**** Supplied information ****

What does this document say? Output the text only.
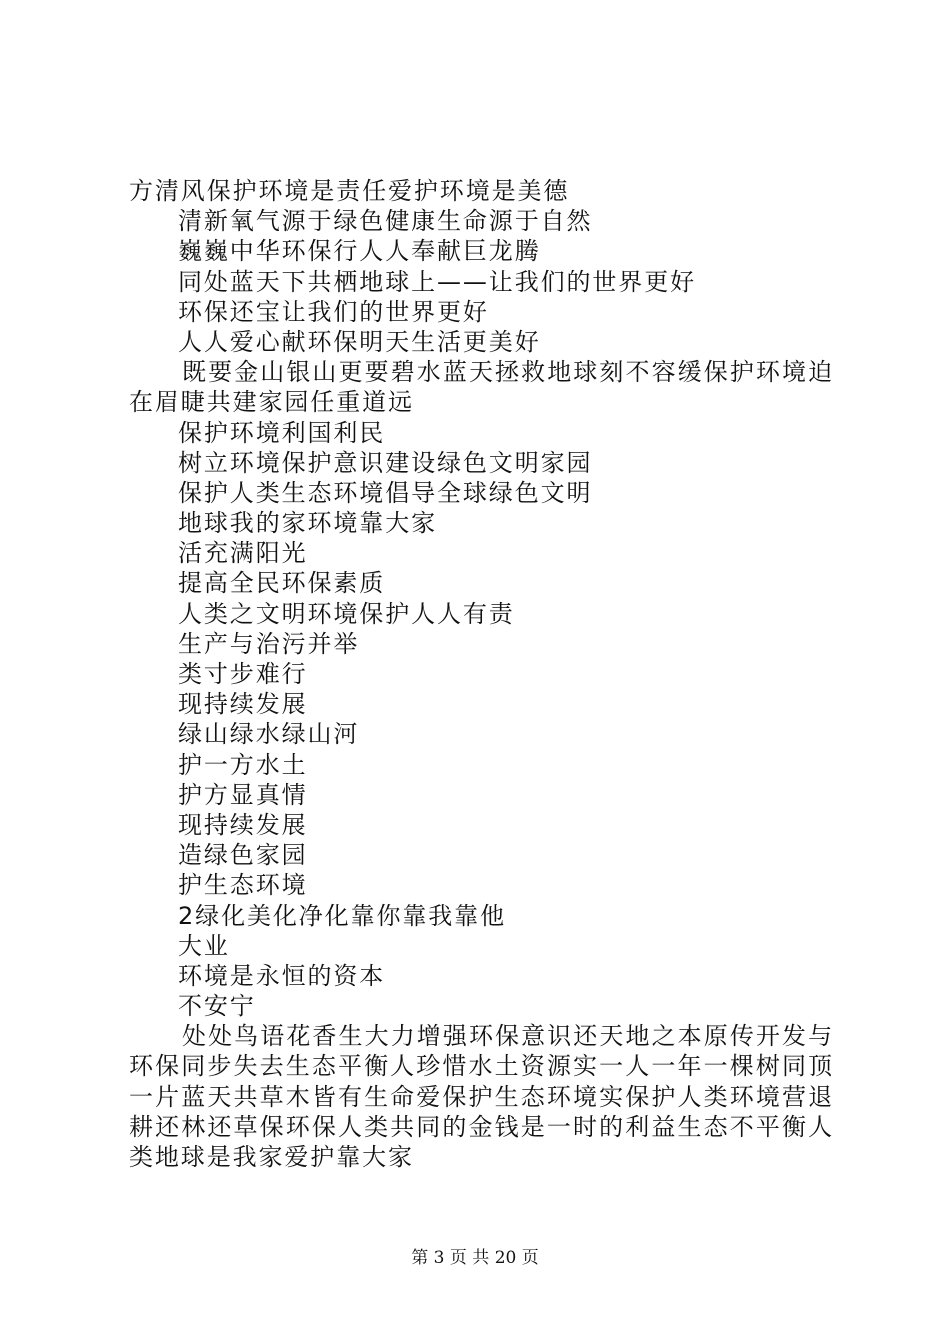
方清风保护环境是责任爱护环境是美德
清新氧气源于绿色健康生命源于自然
巍巍中华环保行人人奉献巨龙腾
同处蓝天下共栖地球上——让我们的世界更好
环保还宝让我们的世界更好
人人爱心献环保明天生活更美好
既要金山银山更要碧水蓝天拯救地球刻不容缓保护环境迫在眉睫共建家园任重道远
保护环境利国利民
树立环境保护意识建设绿色文明家园
保护人类生态环境倡导全球绿色文明
地球我的家环境靠大家
活充满阳光
提高全民环保素质
人类之文明环境保护人人有责
生产与治污并举
类寸步难行
现持续发展
绿山绿水绿山河
护一方水土
护方显真情
现持续发展
造绿色家园
护生态环境
2绿化美化净化靠你靠我靠他
大业
环境是永恒的资本
不安宁
处处鸟语花香生大力增强环保意识还天地之本原传开发与环保同步失去生态平衡人珍惜水土资源实一人一年一棵树同顶一片蓝天共草木皆有生命爱保护生态环境实保护人类环境营退耕还林还草保环保人类共同的金钱是一时的利益生态不平衡人类地球是我家爱护靠大家
第 3 页 共 20 页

****

The task: Reproduce all of the data exactly, omitting each picture it holds.

Completed task:
What does this document say? Output the text only.
方清风保护环境是责任爱护环境是美德
清新氧气源于绿色健康生命源于自然
巍巍中华环保行人人奉献巨龙腾
同处蓝天下共栖地球上——让我们的世界更好
环保还宝让我们的世界更好
人人爱心献环保明天生活更美好
既要金山银山更要碧水蓝天拯救地球刻不容缓保护环境迫在眉睫共建家园任重道远
保护环境利国利民
树立环境保护意识建设绿色文明家园
保护人类生态环境倡导全球绿色文明
地球我的家环境靠大家
活充满阳光
提高全民环保素质
人类之文明环境保护人人有责
生产与治污并举
类寸步难行
现持续发展
绿山绿水绿山河
护一方水土
护方显真情
现持续发展
造绿色家园
护生态环境
2绿化美化净化靠你靠我靠他
大业
环境是永恒的资本
不安宁
处处鸟语花香生大力增强环保意识还天地之本原传开发与环保同步失去生态平衡人珍惜水土资源实一人一年一棵树同顶一片蓝天共草木皆有生命爱保护生态环境实保护人类环境营退耕还林还草保环保人类共同的金钱是一时的利益生态不平衡人类地球是我家爱护靠大家
第 3 页 共 20 页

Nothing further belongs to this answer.